> _Your objective_: Copy out all of the data exactly as it appears.

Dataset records
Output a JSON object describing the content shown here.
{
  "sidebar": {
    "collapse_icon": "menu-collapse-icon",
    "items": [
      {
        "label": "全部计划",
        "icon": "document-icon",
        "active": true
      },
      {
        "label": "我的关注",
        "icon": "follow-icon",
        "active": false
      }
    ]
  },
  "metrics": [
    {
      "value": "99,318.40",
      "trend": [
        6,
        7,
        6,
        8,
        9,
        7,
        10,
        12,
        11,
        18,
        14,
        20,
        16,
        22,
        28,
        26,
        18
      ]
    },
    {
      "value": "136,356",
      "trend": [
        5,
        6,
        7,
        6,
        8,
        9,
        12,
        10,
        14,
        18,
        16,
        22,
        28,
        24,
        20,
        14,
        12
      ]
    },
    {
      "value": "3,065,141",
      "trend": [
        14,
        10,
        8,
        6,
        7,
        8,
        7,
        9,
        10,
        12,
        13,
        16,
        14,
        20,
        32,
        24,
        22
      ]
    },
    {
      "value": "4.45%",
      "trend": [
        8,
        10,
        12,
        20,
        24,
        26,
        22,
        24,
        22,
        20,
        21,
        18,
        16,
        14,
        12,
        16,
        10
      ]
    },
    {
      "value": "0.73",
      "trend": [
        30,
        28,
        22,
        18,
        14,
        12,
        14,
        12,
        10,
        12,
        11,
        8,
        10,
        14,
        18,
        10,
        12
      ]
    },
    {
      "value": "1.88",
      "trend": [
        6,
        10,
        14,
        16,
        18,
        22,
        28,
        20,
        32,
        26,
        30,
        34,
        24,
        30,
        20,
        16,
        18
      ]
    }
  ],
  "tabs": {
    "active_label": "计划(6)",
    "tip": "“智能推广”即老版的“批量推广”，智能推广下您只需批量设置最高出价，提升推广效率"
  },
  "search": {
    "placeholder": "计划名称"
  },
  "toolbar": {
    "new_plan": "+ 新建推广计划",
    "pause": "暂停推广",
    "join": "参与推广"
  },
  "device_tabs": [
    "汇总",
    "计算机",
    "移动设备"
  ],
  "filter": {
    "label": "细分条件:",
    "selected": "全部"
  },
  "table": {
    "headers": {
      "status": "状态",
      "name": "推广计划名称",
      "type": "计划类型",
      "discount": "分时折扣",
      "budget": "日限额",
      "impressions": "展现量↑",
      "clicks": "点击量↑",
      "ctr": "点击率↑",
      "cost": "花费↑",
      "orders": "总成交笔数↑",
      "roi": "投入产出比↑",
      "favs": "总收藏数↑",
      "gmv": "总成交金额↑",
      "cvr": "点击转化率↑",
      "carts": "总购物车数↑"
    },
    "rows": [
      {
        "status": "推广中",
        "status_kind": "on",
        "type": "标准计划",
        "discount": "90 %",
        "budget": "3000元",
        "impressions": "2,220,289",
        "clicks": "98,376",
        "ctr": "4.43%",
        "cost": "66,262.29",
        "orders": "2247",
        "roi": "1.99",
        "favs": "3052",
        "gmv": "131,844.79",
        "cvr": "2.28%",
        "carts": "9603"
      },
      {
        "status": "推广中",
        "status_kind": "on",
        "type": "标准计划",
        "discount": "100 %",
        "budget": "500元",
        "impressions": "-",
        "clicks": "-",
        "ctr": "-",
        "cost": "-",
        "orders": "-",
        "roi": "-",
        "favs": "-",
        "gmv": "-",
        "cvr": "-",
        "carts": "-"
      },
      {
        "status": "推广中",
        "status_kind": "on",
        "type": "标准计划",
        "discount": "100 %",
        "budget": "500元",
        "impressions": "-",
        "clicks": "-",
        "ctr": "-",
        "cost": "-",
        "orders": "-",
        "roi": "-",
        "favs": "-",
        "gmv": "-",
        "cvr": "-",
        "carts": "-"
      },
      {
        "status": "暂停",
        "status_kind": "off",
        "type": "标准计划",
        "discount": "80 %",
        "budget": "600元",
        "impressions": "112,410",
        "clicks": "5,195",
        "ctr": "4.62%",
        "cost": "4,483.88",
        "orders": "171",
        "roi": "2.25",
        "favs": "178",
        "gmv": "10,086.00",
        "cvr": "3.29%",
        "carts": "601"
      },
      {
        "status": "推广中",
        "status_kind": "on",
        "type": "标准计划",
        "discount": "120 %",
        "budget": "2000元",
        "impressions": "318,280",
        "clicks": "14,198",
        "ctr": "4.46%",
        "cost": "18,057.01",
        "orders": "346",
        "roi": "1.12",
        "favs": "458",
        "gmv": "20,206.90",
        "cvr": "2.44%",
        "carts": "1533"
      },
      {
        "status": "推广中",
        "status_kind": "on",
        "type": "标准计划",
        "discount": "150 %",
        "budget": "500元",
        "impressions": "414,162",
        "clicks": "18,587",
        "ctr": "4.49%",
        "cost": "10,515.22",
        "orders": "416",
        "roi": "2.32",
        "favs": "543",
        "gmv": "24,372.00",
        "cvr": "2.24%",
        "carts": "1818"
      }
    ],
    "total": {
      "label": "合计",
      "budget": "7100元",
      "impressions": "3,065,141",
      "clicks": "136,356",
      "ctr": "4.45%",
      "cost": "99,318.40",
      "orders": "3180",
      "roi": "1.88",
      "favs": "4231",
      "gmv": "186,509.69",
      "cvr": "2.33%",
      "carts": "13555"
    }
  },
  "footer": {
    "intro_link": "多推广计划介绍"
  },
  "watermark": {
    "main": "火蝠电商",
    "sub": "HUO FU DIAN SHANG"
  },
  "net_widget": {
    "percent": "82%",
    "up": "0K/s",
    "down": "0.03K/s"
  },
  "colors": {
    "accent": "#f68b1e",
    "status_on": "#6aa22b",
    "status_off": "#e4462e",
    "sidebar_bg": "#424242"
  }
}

> _Result of this exercise_:
Output a JSON object describing the content shown here.
{
  "sidebar": {
    "collapse_icon": "menu-collapse-icon",
    "items": [
      {
        "label": "全部计划",
        "icon": "document-icon",
        "active": true
      },
      {
        "label": "我的关注",
        "icon": "follow-icon",
        "active": false
      }
    ]
  },
  "metrics": [
    {
      "value": "99,318.40",
      "trend": [
        6,
        7,
        6,
        8,
        9,
        7,
        10,
        12,
        11,
        18,
        14,
        20,
        16,
        22,
        28,
        26,
        18
      ]
    },
    {
      "value": "136,356",
      "trend": [
        5,
        6,
        7,
        6,
        8,
        9,
        12,
        10,
        14,
        18,
        16,
        22,
        28,
        24,
        20,
        14,
        12
      ]
    },
    {
      "value": "3,065,141",
      "trend": [
        14,
        10,
        8,
        6,
        7,
        8,
        7,
        9,
        10,
        12,
        13,
        16,
        14,
        20,
        32,
        24,
        22
      ]
    },
    {
      "value": "4.45%",
      "trend": [
        8,
        10,
        12,
        20,
        24,
        26,
        22,
        24,
        22,
        20,
        21,
        18,
        16,
        14,
        12,
        16,
        10
      ]
    },
    {
      "value": "0.73",
      "trend": [
        30,
        28,
        22,
        18,
        14,
        12,
        14,
        12,
        10,
        12,
        11,
        8,
        10,
        14,
        18,
        10,
        12
      ]
    },
    {
      "value": "1.88",
      "trend": [
        6,
        10,
        14,
        16,
        18,
        22,
        28,
        20,
        32,
        26,
        30,
        34,
        24,
        30,
        20,
        16,
        18
      ]
    }
  ],
  "tabs": {
    "active_label": "计划(6)",
    "tip": "“智能推广”即老版的“批量推广”，智能推广下您只需批量设置最高出价，提升推广效率"
  },
  "search": {
    "placeholder": "计划名称"
  },
  "toolbar": {
    "new_plan": "+ 新建推广计划",
    "pause": "暂停推广",
    "join": "参与推广"
  },
  "device_tabs": [
    "汇总",
    "计算机",
    "移动设备"
  ],
  "filter": {
    "label": "细分条件:",
    "selected": "全部"
  },
  "table": {
    "headers": {
      "status": "状态",
      "name": "推广计划名称",
      "type": "计划类型",
      "discount": "分时折扣",
      "budget": "日限额",
      "impressions": "展现量↑",
      "clicks": "点击量↑",
      "ctr": "点击率↑",
      "cost": "花费↑",
      "orders": "总成交笔数↑",
      "roi": "投入产出比↑",
      "favs": "总收藏数↑",
      "gmv": "总成交金额↑",
      "cvr": "点击转化率↑",
      "carts": "总购物车数↑"
    },
    "rows": [
      {
        "status": "推广中",
        "status_kind": "on",
        "type": "标准计划",
        "discount": "90 %",
        "budget": "3000元",
        "impressions": "2,220,289",
        "clicks": "98,376",
        "ctr": "4.43%",
        "cost": "66,262.29",
        "orders": "2247",
        "roi": "1.99",
        "favs": "3052",
        "gmv": "131,844.79",
        "cvr": "2.28%",
        "carts": "9603"
      },
      {
        "status": "推广中",
        "status_kind": "on",
        "type": "标准计划",
        "discount": "100 %",
        "budget": "500元",
        "impressions": "-",
        "clicks": "-",
        "ctr": "-",
        "cost": "-",
        "orders": "-",
        "roi": "-",
        "favs": "-",
        "gmv": "-",
        "cvr": "-",
        "carts": "-"
      },
      {
        "status": "推广中",
        "status_kind": "on",
        "type": "标准计划",
        "discount": "100 %",
        "budget": "500元",
        "impressions": "-",
        "clicks": "-",
        "ctr": "-",
        "cost": "-",
        "orders": "-",
        "roi": "-",
        "favs": "-",
        "gmv": "-",
        "cvr": "-",
        "carts": "-"
      },
      {
        "status": "暂停",
        "status_kind": "off",
        "type": "标准计划",
        "discount": "80 %",
        "budget": "600元",
        "impressions": "112,410",
        "clicks": "5,195",
        "ctr": "4.62%",
        "cost": "4,483.88",
        "orders": "171",
        "roi": "2.25",
        "favs": "178",
        "gmv": "10,086.00",
        "cvr": "3.29%",
        "carts": "601"
      },
      {
        "status": "推广中",
        "status_kind": "on",
        "type": "标准计划",
        "discount": "120 %",
        "budget": "2000元",
        "impressions": "318,280",
        "clicks": "14,198",
        "ctr": "4.46%",
        "cost": "18,057.01",
        "orders": "346",
        "roi": "1.12",
        "favs": "458",
        "gmv": "20,206.90",
        "cvr": "2.44%",
        "carts": "1533"
      },
      {
        "status": "推广中",
        "status_kind": "on",
        "type": "标准计划",
        "discount": "150 %",
        "budget": "500元",
        "impressions": "414,162",
        "clicks": "18,587",
        "ctr": "4.49%",
        "cost": "10,515.22",
        "orders": "416",
        "roi": "2.32",
        "favs": "543",
        "gmv": "24,372.00",
        "cvr": "2.24%",
        "carts": "1818"
      }
    ],
    "total": {
      "label": "合计",
      "budget": "7100元",
      "impressions": "3,065,141",
      "clicks": "136,356",
      "ctr": "4.45%",
      "cost": "99,318.40",
      "orders": "3180",
      "roi": "1.88",
      "favs": "4231",
      "gmv": "186,509.69",
      "cvr": "2.33%",
      "carts": "13555"
    }
  },
  "footer": {
    "intro_link": "多推广计划介绍"
  },
  "watermark": {
    "main": "火蝠电商",
    "sub": "HUO FU DIAN SHANG"
  },
  "net_widget": {
    "percent": "82%",
    "up": "0K/s",
    "down": "0.03K/s"
  },
  "colors": {
    "accent": "#f68b1e",
    "status_on": "#6aa22b",
    "status_off": "#e4462e",
    "sidebar_bg": "#424242"
  }
}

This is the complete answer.